Copy out the data exactly, leaving the pictures behind.

— START —

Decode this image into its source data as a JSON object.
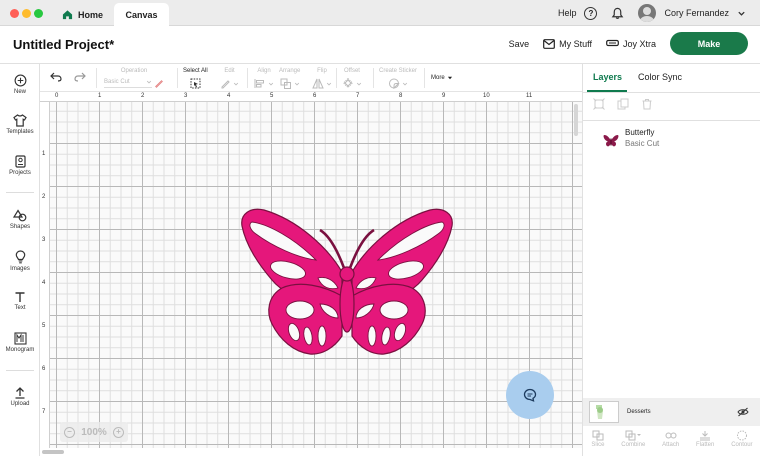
{
  "window": {
    "tabs": [
      {
        "label": "Home",
        "icon": "home-icon",
        "active": false
      },
      {
        "label": "Canvas",
        "active": true
      }
    ],
    "help_label": "Help",
    "user_name": "Cory Fernandez"
  },
  "header": {
    "project_title": "Untitled Project*",
    "save_label": "Save",
    "mystuff_label": "My Stuff",
    "joyxtra_label": "Joy Xtra",
    "make_label": "Make",
    "make_color": "#1a7a4a"
  },
  "rail": {
    "items": [
      {
        "label": "New",
        "icon": "plus-circle-icon"
      },
      {
        "label": "Templates",
        "icon": "shirt-icon"
      },
      {
        "label": "Projects",
        "icon": "projects-icon"
      },
      {
        "label": "Shapes",
        "icon": "shapes-icon"
      },
      {
        "label": "Images",
        "icon": "lightbulb-icon"
      },
      {
        "label": "Text",
        "icon": "text-icon"
      },
      {
        "label": "Monogram",
        "icon": "monogram-icon"
      },
      {
        "label": "Upload",
        "icon": "upload-icon"
      }
    ]
  },
  "toolbar": {
    "operation_label": "Operation",
    "operation_value": "Basic Cut",
    "select_all_label": "Select All",
    "edit_label": "Edit",
    "align_label": "Align",
    "arrange_label": "Arrange",
    "flip_label": "Flip",
    "offset_label": "Offset",
    "create_sticker_label": "Create Sticker",
    "more_label": "More"
  },
  "canvas": {
    "ruler_top": [
      "0",
      "1",
      "2",
      "3",
      "4",
      "5",
      "6",
      "7",
      "8",
      "9",
      "10",
      "11"
    ],
    "ruler_left": [
      "1",
      "2",
      "3",
      "4",
      "5",
      "6",
      "7"
    ],
    "zoom_level": "100%",
    "zoom_out": "−",
    "zoom_in": "+",
    "object_color": "#e5177b"
  },
  "panel": {
    "tab_layers": "Layers",
    "tab_color_sync": "Color Sync",
    "layer": {
      "name": "Butterfly",
      "operation": "Basic Cut",
      "icon": "butterfly-icon"
    },
    "mat_label": "Desserts",
    "bottom_tools": [
      {
        "label": "Slice",
        "icon": "slice-icon"
      },
      {
        "label": "Combine",
        "icon": "combine-icon"
      },
      {
        "label": "Attach",
        "icon": "attach-icon"
      },
      {
        "label": "Flatten",
        "icon": "flatten-icon"
      },
      {
        "label": "Contour",
        "icon": "contour-icon"
      }
    ]
  }
}
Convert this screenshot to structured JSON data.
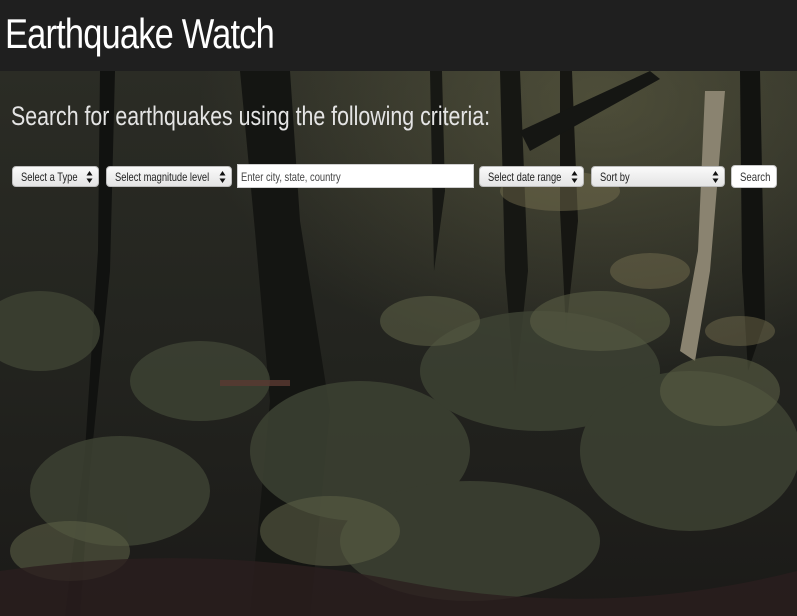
{
  "app": {
    "title": "Earthquake Watch"
  },
  "search": {
    "prompt": "Search for earthquakes using the following criteria:",
    "type_select": {
      "selected": "Select a Type"
    },
    "magnitude_select": {
      "selected": "Select magnitude level"
    },
    "location_input": {
      "value": "",
      "placeholder": "Enter city, state, country"
    },
    "date_select": {
      "selected": "Select date range"
    },
    "sort_select": {
      "selected": "Sort by"
    },
    "search_button": {
      "label": "Search"
    }
  },
  "icons": {
    "select_arrow": "up-down-arrows-icon"
  },
  "colors": {
    "header_bg": "#1f1f1f",
    "title_text": "#ffffff",
    "background_photo": "#1e1f1a"
  }
}
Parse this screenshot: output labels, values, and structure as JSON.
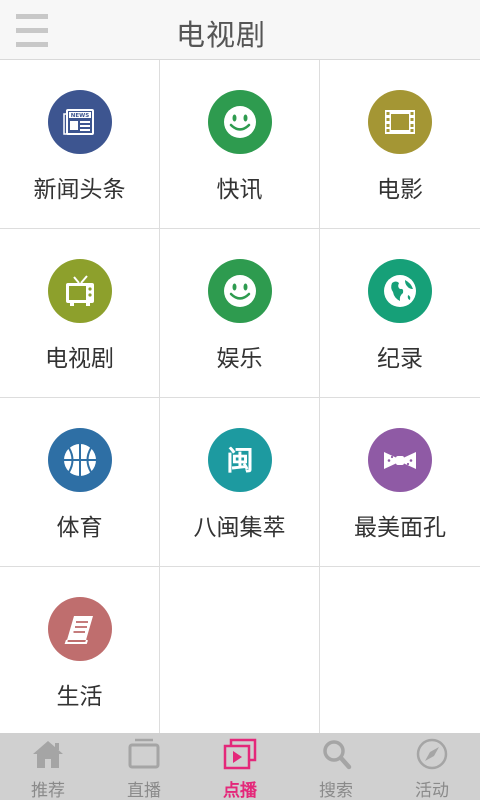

— END —

• _Result of the exercise_
Decode this image into its source data as a JSON object.
{
  "window": {
    "tabs": [
      {
        "label": "Home",
        "icon": "home-icon",
        "active": false
      },
      {
        "label": "Canvas",
        "active": true
      }
    ],
    "help_label": "Help",
    "user_name": "Cory Fernandez"
  },
  "header": {
    "project_title": "Untitled Project*",
    "save_label": "Save",
    "mystuff_label": "My Stuff",
    "joyxtra_label": "Joy Xtra",
    "make_label": "Make",
    "make_color": "#1a7a4a"
  },
  "rail": {
    "items": [
      {
        "label": "New",
        "icon": "plus-circle-icon"
      },
      {
        "label": "Templates",
        "icon": "shirt-icon"
      },
      {
        "label": "Projects",
        "icon": "projects-icon"
      },
      {
        "label": "Shapes",
        "icon": "shapes-icon"
      },
      {
        "label": "Images",
        "icon": "lightbulb-icon"
      },
      {
        "label": "Text",
        "icon": "text-icon"
      },
      {
        "label": "Monogram",
        "icon": "monogram-icon"
      },
      {
        "label": "Upload",
        "icon": "upload-icon"
      }
    ]
  },
  "toolbar": {
    "operation_label": "Operation",
    "operation_value": "Basic Cut",
    "select_all_label": "Select All",
    "edit_label": "Edit",
    "align_label": "Align",
    "arrange_label": "Arrange",
    "flip_label": "Flip",
    "offset_label": "Offset",
    "create_sticker_label": "Create Sticker",
    "more_label": "More"
  },
  "canvas": {
    "ruler_top": [
      "0",
      "1",
      "2",
      "3",
      "4",
      "5",
      "6",
      "7",
      "8",
      "9",
      "10",
      "11"
    ],
    "ruler_left": [
      "1",
      "2",
      "3",
      "4",
      "5",
      "6",
      "7"
    ],
    "zoom_level": "100%",
    "zoom_out": "−",
    "zoom_in": "+",
    "object_color": "#e5177b"
  },
  "panel": {
    "tab_layers": "Layers",
    "tab_color_sync": "Color Sync",
    "layer": {
      "name": "Butterfly",
      "operation": "Basic Cut",
      "icon": "butterfly-icon"
    },
    "mat_label": "Desserts",
    "bottom_tools": [
      {
        "label": "Slice",
        "icon": "slice-icon"
      },
      {
        "label": "Combine",
        "icon": "combine-icon"
      },
      {
        "label": "Attach",
        "icon": "attach-icon"
      },
      {
        "label": "Flatten",
        "icon": "flatten-icon"
      },
      {
        "label": "Contour",
        "icon": "contour-icon"
      }
    ]
  }
}
Convert this screenshot to structured JSON data.
{
  "app": {
    "title": "Earthquake Watch"
  },
  "search": {
    "prompt": "Search for earthquakes using the following criteria:",
    "type_select": {
      "selected": "Select a Type"
    },
    "magnitude_select": {
      "selected": "Select magnitude level"
    },
    "location_input": {
      "value": "",
      "placeholder": "Enter city, state, country"
    },
    "date_select": {
      "selected": "Select date range"
    },
    "sort_select": {
      "selected": "Sort by"
    },
    "search_button": {
      "label": "Search"
    }
  },
  "icons": {
    "select_arrow": "up-down-arrows-icon"
  },
  "colors": {
    "header_bg": "#1f1f1f",
    "title_text": "#ffffff",
    "background_photo": "#1e1f1a"
  }
}
Parse this screenshot: output labels, values, and structure as JSON.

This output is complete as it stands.